→ **Exercise task 1**
According to the patent excerpt on bandwidth extension coding, how does the fifth embodiment differ from the fourth?
→ **Exercise task 2**
Extend the patent excerpt on bandwidth extension coding, picking up right after its final sentence.

Furthermore, a value representing a ratio between the weighting
factors .alpha. and .beta. may be encoded. Also, when all the MDCT
coefficients in one lower subband which is copied by the BWE
decoding unit 902 are "0", control may be performed for setting the
value of .beta. to be "1", independently of the value of .alpha..
The noise generating unit 901 may be structured so as to hold a
prepared table in itself and output values in the table as noise
signal MDCT coefficients, or create noise signal MDCT coefficients
obtained by the MDCT of noise signal in the time domain for every
frame, or perform gain control on the noise signals in the time
domain and output the noise signal MDCT coefficients using all or a
part of the MDCT coefficients obtained by the MDCT of the
gain-controlled noise signal.
Particularly, when the MDCT coefficients obtained by
gain-controlling in the time domain the noise signal in the time
domain and performing MDCT on them are used, the effect of
restraining pre-echo of reproduced sound can be expected. In this
case, the gain control data for controlling the gain of the noise
signal in the time domain is encoded by the encoding device in the
fourth embodiment in advance, and the decoding device may decode
the gain control data and use it. If the decoding device structured
as above is used, the effect of realizing the wideband reproduction
can be expected without extremely raising the tonality using the
noise signal MDCT coefficients, even if the MDCT coefficients of
the lower subbands cannot sufficiently represent the MDCT
coefficients in the higher subbands to be BWE-decoded.
The Fifth Embodiment
The fifth embodiment is different from the fourth embodiment in
that the functions are extended so that a plurality of time frames
can be controlled as one unit. Operations of the BWE encoding unit
1001 and the BWE decoding unit 1002 in the encoding device and the
decoding device in the fifth embodiment will be explained with
reference to FIGS. 10A.about.C and FIGS. 11A.about.C.

→ **Collected data**
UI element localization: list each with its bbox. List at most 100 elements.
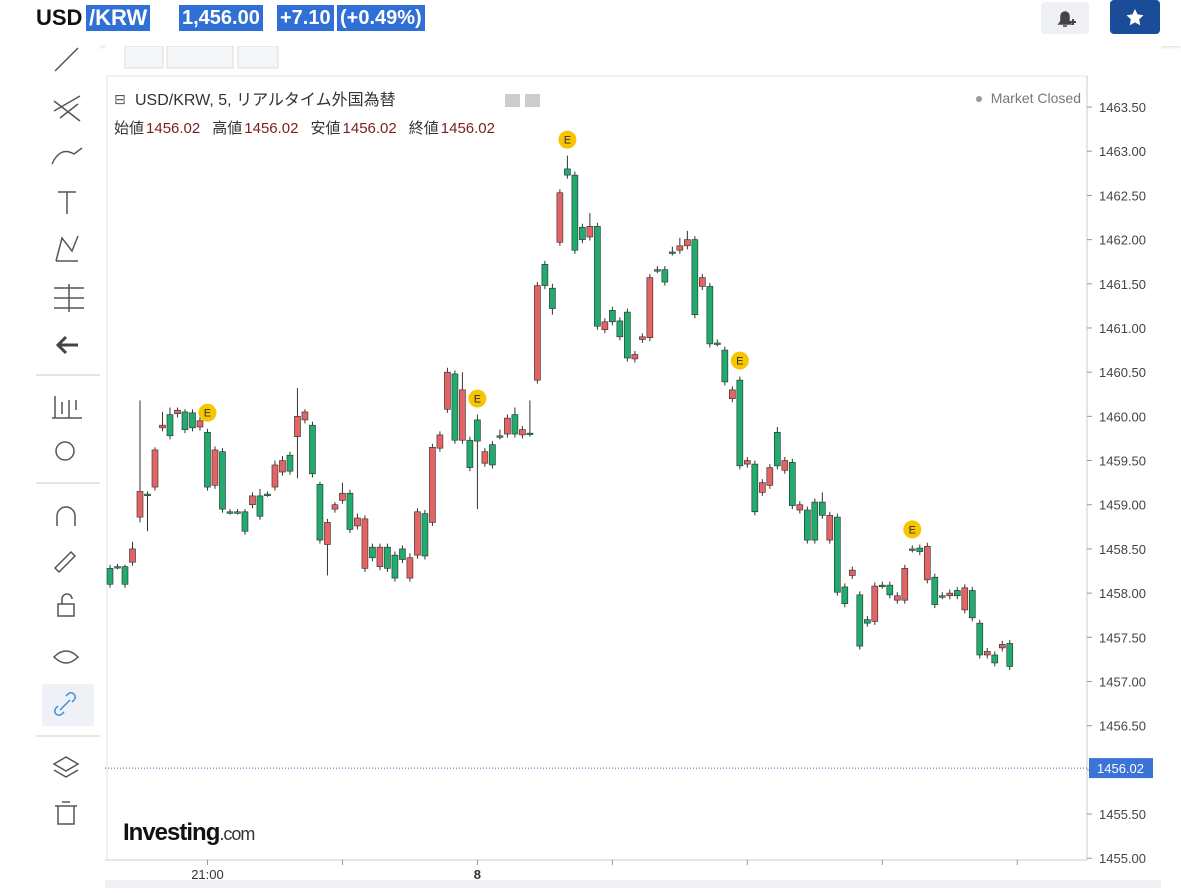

→ **Expected output 1**
Its functions are extended so that a plurality of time frames can be controlled as one unit.

→ **Expected output 2**
FIG. 10A is a diagram showing MDCT coefficients in one frame at the
time t0. FIG. 10B is a diagram showing MDCT coefficients in the
next frame at the time t1. FIG. 10C is a diagram showing MDCT
coefficients in the further next frame at the time t2. The times
t0, t0 and t2 are continuous times and they are the times
synchronized with the frames. In the first through fourth
embodiments, the extended audio encoded data streams are generated
at the times t0, t1 and t2, respectively, but the encoding device
of the fifth embodiment generates the extended audio encoded data
stream common to a plurality of continuous frames. Although 3
continuous frames are shown in these figures, any number of
continuous frames are applicable. In FIG. 5C of the first
embodiment, the top of the extended audio encoded data stream has
the item indicating whether the lower subbands A.about.D which are
divided in the same manner as the extended audio encoded data
stream in the last frame are used or not. The BWE encoding unit
1001 of the fifth embodiment also provides, in the same manner, the
item indicating whether the extended audio encoded data stream same
as that in the last frame is used or not on the top of the extended
audio encoded data stream in each frame. The case where the higher
subbands in each frame at the times t0, t1 and t2 are decoded using
the extended audio encoded data stream in the frame at the time t0,
for example, will be explained below.
The decoding device of the fifth embodiment receives the extended
audio encoded data stream generated for common use of a plurality
of continuous frames, and performs BWE decoding of each frame. For
example, when the higher subband h0 in the frame at the time t0 is
substituted by the lower subband C in the frame at the same time
t0, the BWE decoding unit 1002 also decodes the higher subband h0
in the frame at the time t0 using the lower subband C at the time
t0, and further decodes in the same manner decodes the higher
subband h0 in the frame at the time t2 using the lower subband C at
the time t2. The BWE decoding unit 1002 performs the same
processing for the other higher subbands h1.about.h7. If the
encoding device and the decoding device structured as above are
used, areas of the audio encoded bit stream occupied by the
extended audio encoded data stream can be reduced as a whole for a
plurality of the frames which use the same extended audio encoded
data stream, and thereby more efficient encoding and decoding can
be realized.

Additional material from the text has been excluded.